# What this task involves:
All of the material below is to be repeated exactly.

# Given data:
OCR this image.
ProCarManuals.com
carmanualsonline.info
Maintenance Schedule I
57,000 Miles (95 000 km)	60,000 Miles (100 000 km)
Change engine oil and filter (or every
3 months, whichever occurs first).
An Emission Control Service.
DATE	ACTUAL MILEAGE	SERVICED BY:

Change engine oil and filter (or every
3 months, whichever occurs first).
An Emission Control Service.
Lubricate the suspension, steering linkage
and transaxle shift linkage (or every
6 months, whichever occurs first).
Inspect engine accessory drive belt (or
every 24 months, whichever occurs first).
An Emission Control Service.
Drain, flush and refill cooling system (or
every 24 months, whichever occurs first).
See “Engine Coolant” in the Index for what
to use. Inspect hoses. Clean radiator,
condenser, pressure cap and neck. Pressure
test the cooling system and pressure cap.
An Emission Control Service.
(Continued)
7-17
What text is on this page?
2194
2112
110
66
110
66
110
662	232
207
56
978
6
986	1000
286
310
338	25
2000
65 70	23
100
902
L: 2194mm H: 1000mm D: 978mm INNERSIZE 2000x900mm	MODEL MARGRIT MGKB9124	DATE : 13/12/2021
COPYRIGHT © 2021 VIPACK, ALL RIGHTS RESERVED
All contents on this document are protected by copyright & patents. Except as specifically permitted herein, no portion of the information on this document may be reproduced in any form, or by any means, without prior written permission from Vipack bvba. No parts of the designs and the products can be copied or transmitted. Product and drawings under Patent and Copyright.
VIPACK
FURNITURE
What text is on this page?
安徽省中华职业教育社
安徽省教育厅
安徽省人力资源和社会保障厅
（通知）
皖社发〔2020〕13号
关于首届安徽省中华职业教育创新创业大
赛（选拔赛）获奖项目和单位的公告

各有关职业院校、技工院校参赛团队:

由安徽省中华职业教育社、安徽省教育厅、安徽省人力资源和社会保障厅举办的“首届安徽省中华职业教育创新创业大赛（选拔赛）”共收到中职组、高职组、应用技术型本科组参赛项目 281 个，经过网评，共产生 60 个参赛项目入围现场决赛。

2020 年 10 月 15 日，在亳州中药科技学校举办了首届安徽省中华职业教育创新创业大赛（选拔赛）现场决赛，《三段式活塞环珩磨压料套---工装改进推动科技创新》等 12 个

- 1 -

# The completed task:
OCR this image.
ProCarManuals.com
carmanualsonline.info
Maintenance Schedule I
57,000 Miles (95 000 km)	60,000 Miles (100 000 km)
Change engine oil and filter (or every
3 months, whichever occurs first).
An Emission Control Service.
DATE	ACTUAL MILEAGE	SERVICED BY:

Change engine oil and filter (or every
3 months, whichever occurs first).
An Emission Control Service.
Lubricate the suspension, steering linkage
and transaxle shift linkage (or every
6 months, whichever occurs first).
Inspect engine accessory drive belt (or
every 24 months, whichever occurs first).
An Emission Control Service.
Drain, flush and refill cooling system (or
every 24 months, whichever occurs first).
See “Engine Coolant” in the Index for what
to use. Inspect hoses. Clean radiator,
condenser, pressure cap and neck. Pressure
test the cooling system and pressure cap.
An Emission Control Service.
(Continued)
7-17
What text is on this page?
2194
2112
110
66
110
66
110
662	232
207
56
978
6
986	1000
286
310
338	25
2000
65 70	23
100
902
L: 2194mm H: 1000mm D: 978mm INNERSIZE 2000x900mm	MODEL MARGRIT MGKB9124	DATE : 13/12/2021
COPYRIGHT © 2021 VIPACK, ALL RIGHTS RESERVED
All contents on this document are protected by copyright & patents. Except as specifically permitted herein, no portion of the information on this document may be reproduced in any form, or by any means, without prior written permission from Vipack bvba. No parts of the designs and the products can be copied or transmitted. Product and drawings under Patent and Copyright.
VIPACK
FURNITURE
What text is on this page?
安徽省中华职业教育社
安徽省教育厅
安徽省人力资源和社会保障厅
（通知）
皖社发〔2020〕13号
关于首届安徽省中华职业教育创新创业大
赛（选拔赛）获奖项目和单位的公告

各有关职业院校、技工院校参赛团队:

由安徽省中华职业教育社、安徽省教育厅、安徽省人力资源和社会保障厅举办的“首届安徽省中华职业教育创新创业大赛（选拔赛）”共收到中职组、高职组、应用技术型本科组参赛项目 281 个，经过网评，共产生 60 个参赛项目入围现场决赛。

2020 年 10 月 15 日，在亳州中药科技学校举办了首届安徽省中华职业教育创新创业大赛（选拔赛）现场决赛，《三段式活塞环珩磨压料套---工装改进推动科技创新》等 12 个

- 1 -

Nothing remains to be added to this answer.